------ Listed entries

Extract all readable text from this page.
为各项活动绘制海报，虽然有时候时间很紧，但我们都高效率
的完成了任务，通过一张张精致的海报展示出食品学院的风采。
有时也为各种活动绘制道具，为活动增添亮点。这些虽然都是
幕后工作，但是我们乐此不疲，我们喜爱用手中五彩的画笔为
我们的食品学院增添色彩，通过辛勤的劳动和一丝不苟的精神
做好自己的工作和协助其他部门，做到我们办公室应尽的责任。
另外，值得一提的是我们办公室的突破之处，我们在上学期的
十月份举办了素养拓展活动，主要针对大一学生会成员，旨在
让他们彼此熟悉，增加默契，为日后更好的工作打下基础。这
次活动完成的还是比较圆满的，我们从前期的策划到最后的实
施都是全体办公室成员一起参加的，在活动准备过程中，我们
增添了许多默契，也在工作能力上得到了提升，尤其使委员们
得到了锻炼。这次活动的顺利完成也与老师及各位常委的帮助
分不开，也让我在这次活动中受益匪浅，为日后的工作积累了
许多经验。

------------

**Stated exercise**
Transcribe every entry exactly, omitting nothing.

**Response to this exercise**
Extract all readable text from this page.
为各项活动绘制海报，虽然有时候时间很紧，但我们都高效率
的完成了任务，通过一张张精致的海报展示出食品学院的风采。
有时也为各种活动绘制道具，为活动增添亮点。这些虽然都是
幕后工作，但是我们乐此不疲，我们喜爱用手中五彩的画笔为
我们的食品学院增添色彩，通过辛勤的劳动和一丝不苟的精神
做好自己的工作和协助其他部门，做到我们办公室应尽的责任。
另外，值得一提的是我们办公室的突破之处，我们在上学期的
十月份举办了素养拓展活动，主要针对大一学生会成员，旨在
让他们彼此熟悉，增加默契，为日后更好的工作打下基础。这
次活动完成的还是比较圆满的，我们从前期的策划到最后的实
施都是全体办公室成员一起参加的，在活动准备过程中，我们
增添了许多默契，也在工作能力上得到了提升，尤其使委员们
得到了锻炼。这次活动的顺利完成也与老师及各位常委的帮助
分不开，也让我在这次活动中受益匪浅，为日后的工作积累了
许多经验。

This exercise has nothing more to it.